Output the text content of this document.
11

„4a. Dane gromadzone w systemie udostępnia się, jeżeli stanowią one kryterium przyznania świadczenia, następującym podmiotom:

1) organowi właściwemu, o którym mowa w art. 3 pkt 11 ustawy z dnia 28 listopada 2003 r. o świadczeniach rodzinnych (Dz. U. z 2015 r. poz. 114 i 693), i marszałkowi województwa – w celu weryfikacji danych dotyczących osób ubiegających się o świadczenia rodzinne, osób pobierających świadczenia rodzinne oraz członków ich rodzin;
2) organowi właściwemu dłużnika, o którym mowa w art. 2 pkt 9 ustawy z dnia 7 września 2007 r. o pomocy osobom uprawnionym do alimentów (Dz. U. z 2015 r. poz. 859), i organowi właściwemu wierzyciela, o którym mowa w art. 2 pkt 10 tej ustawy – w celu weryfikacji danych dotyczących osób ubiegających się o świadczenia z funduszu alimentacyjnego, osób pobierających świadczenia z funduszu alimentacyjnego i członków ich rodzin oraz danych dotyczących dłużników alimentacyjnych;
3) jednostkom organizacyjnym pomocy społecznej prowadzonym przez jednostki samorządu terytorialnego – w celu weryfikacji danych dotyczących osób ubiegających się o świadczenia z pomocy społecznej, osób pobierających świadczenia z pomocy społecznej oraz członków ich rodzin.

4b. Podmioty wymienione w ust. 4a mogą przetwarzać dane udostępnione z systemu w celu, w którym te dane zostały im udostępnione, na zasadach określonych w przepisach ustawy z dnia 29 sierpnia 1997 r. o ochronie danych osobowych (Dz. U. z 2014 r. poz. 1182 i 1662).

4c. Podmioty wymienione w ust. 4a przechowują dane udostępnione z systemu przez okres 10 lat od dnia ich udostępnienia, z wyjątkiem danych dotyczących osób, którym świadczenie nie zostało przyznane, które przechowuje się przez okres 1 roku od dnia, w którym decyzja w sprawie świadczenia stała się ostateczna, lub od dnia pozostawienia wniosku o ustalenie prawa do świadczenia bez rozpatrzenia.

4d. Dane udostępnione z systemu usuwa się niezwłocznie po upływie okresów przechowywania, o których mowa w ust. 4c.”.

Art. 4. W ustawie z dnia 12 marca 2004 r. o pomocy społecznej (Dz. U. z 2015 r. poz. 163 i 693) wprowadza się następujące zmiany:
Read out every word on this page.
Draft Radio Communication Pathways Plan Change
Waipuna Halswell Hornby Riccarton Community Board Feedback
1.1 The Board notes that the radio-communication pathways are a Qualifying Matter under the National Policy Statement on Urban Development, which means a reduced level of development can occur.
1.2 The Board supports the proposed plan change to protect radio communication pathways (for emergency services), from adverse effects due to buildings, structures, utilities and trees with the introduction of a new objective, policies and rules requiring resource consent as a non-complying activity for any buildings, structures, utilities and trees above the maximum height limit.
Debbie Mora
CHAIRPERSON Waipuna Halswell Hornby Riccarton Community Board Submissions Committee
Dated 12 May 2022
________________________
## Job
Extract each line holding the word "Halswell" from the records.

## Exercise output
Waipuna Halswell Hornby Riccarton Community Board Feedback
CHAIRPERSON Waipuna Halswell Hornby Riccarton Community Board Submissions Committee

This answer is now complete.